### Problem details
Pictures do not belong in the copy; restate the records below word for word.

### Input
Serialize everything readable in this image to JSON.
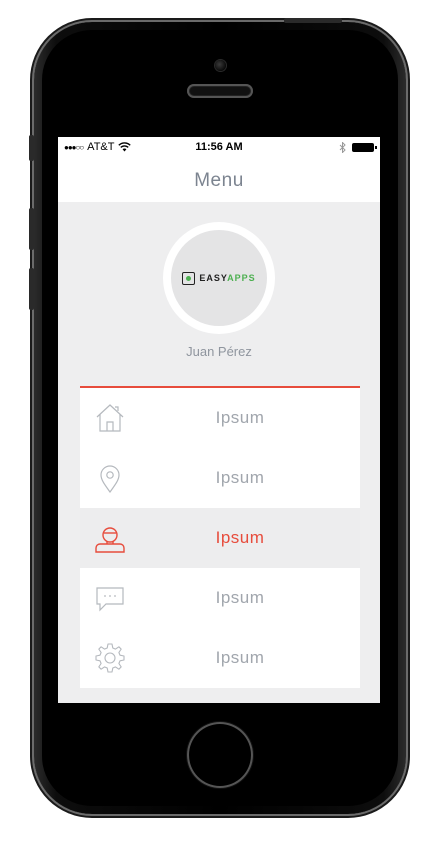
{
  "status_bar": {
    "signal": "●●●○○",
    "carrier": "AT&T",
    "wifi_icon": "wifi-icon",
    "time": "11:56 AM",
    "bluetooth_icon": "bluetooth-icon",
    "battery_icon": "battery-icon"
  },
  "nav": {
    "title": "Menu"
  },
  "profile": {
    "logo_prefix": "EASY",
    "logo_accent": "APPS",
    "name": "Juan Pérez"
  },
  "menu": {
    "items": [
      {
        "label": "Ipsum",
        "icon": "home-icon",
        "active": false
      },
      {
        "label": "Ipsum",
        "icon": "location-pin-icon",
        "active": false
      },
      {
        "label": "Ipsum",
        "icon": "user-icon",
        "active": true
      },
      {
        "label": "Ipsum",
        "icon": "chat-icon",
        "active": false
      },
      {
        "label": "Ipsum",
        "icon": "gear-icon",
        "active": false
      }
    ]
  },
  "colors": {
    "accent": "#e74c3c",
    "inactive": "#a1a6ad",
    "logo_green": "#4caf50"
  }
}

### The result
Serialize everything readable in this image to JSON.
{
  "status_bar": {
    "signal": "●●●○○",
    "carrier": "AT&T",
    "wifi_icon": "wifi-icon",
    "time": "11:56 AM",
    "bluetooth_icon": "bluetooth-icon",
    "battery_icon": "battery-icon"
  },
  "nav": {
    "title": "Menu"
  },
  "profile": {
    "logo_prefix": "EASY",
    "logo_accent": "APPS",
    "name": "Juan Pérez"
  },
  "menu": {
    "items": [
      {
        "label": "Ipsum",
        "icon": "home-icon",
        "active": false
      },
      {
        "label": "Ipsum",
        "icon": "location-pin-icon",
        "active": false
      },
      {
        "label": "Ipsum",
        "icon": "user-icon",
        "active": true
      },
      {
        "label": "Ipsum",
        "icon": "chat-icon",
        "active": false
      },
      {
        "label": "Ipsum",
        "icon": "gear-icon",
        "active": false
      }
    ]
  },
  "colors": {
    "accent": "#e74c3c",
    "inactive": "#a1a6ad",
    "logo_green": "#4caf50"
  }
}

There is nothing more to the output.